▶ [WHAT THE TASK REQUIRES]: Apart from the images, repeat the data below exactly as written.

▶ [RECORDS FOR THE EXERCISE]:
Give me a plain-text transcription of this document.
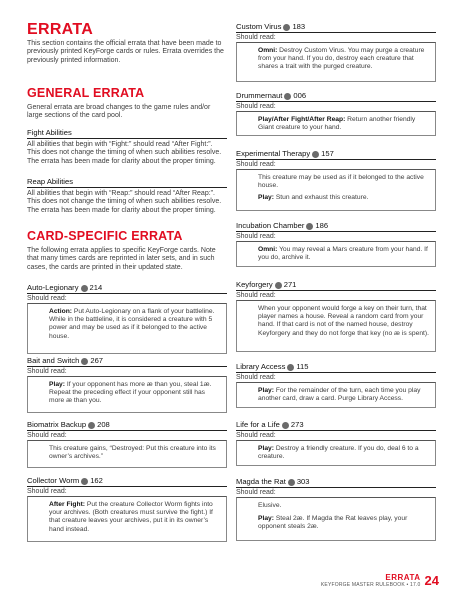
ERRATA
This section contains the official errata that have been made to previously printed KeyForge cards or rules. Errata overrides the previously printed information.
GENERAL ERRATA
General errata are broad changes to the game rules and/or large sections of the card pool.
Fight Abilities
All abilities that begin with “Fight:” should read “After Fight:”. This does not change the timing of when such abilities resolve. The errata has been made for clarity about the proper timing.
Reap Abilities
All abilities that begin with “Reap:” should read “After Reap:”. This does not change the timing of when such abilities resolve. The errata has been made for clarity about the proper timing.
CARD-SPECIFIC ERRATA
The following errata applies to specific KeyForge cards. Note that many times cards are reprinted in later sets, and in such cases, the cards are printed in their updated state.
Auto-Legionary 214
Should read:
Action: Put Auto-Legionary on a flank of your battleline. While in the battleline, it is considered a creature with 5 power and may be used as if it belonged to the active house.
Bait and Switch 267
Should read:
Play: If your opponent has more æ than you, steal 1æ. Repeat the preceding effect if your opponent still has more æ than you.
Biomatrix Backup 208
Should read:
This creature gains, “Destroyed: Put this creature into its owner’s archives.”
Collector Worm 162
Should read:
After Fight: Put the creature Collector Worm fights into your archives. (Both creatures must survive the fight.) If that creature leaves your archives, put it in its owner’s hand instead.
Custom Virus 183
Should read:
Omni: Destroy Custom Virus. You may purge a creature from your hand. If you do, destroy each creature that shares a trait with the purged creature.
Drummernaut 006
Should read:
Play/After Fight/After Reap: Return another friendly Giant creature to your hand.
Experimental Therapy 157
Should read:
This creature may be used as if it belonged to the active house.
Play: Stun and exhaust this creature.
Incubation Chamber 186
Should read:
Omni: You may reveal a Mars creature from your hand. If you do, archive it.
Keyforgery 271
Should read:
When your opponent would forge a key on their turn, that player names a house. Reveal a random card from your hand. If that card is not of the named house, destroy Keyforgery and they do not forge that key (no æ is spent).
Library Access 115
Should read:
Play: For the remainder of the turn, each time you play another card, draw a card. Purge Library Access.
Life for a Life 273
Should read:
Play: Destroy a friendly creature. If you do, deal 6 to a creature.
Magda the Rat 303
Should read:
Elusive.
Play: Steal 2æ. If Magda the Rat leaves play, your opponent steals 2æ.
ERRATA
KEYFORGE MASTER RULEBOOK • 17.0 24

▶ [RESPONSE FOR THIS EXERCISE]:
Give me a plain-text transcription of this document.
ERRATA
This section contains the official errata that have been made to previously printed KeyForge cards or rules. Errata overrides the previously printed information.
GENERAL ERRATA
General errata are broad changes to the game rules and/or large sections of the card pool.
Fight Abilities
All abilities that begin with “Fight:” should read “After Fight:”. This does not change the timing of when such abilities resolve. The errata has been made for clarity about the proper timing.
Reap Abilities
All abilities that begin with “Reap:” should read “After Reap:”. This does not change the timing of when such abilities resolve. The errata has been made for clarity about the proper timing.
CARD-SPECIFIC ERRATA
The following errata applies to specific KeyForge cards. Note that many times cards are reprinted in later sets, and in such cases, the cards are printed in their updated state.
Auto-Legionary 214
Should read:
Action: Put Auto-Legionary on a flank of your battleline. While in the battleline, it is considered a creature with 5 power and may be used as if it belonged to the active house.
Bait and Switch 267
Should read:
Play: If your opponent has more æ than you, steal 1æ. Repeat the preceding effect if your opponent still has more æ than you.
Biomatrix Backup 208
Should read:
This creature gains, “Destroyed: Put this creature into its owner’s archives.”
Collector Worm 162
Should read:
After Fight: Put the creature Collector Worm fights into your archives. (Both creatures must survive the fight.) If that creature leaves your archives, put it in its owner’s hand instead.
Custom Virus 183
Should read:
Omni: Destroy Custom Virus. You may purge a creature from your hand. If you do, destroy each creature that shares a trait with the purged creature.
Drummernaut 006
Should read:
Play/After Fight/After Reap: Return another friendly Giant creature to your hand.
Experimental Therapy 157
Should read:
This creature may be used as if it belonged to the active house.
Play: Stun and exhaust this creature.
Incubation Chamber 186
Should read:
Omni: You may reveal a Mars creature from your hand. If you do, archive it.
Keyforgery 271
Should read:
When your opponent would forge a key on their turn, that player names a house. Reveal a random card from your hand. If that card is not of the named house, destroy Keyforgery and they do not forge that key (no æ is spent).
Library Access 115
Should read:
Play: For the remainder of the turn, each time you play another card, draw a card. Purge Library Access.
Life for a Life 273
Should read:
Play: Destroy a friendly creature. If you do, deal 6 to a creature.
Magda the Rat 303
Should read:
Elusive.
Play: Steal 2æ. If Magda the Rat leaves play, your opponent steals 2æ.
ERRATA
KEYFORGE MASTER RULEBOOK • 17.0 24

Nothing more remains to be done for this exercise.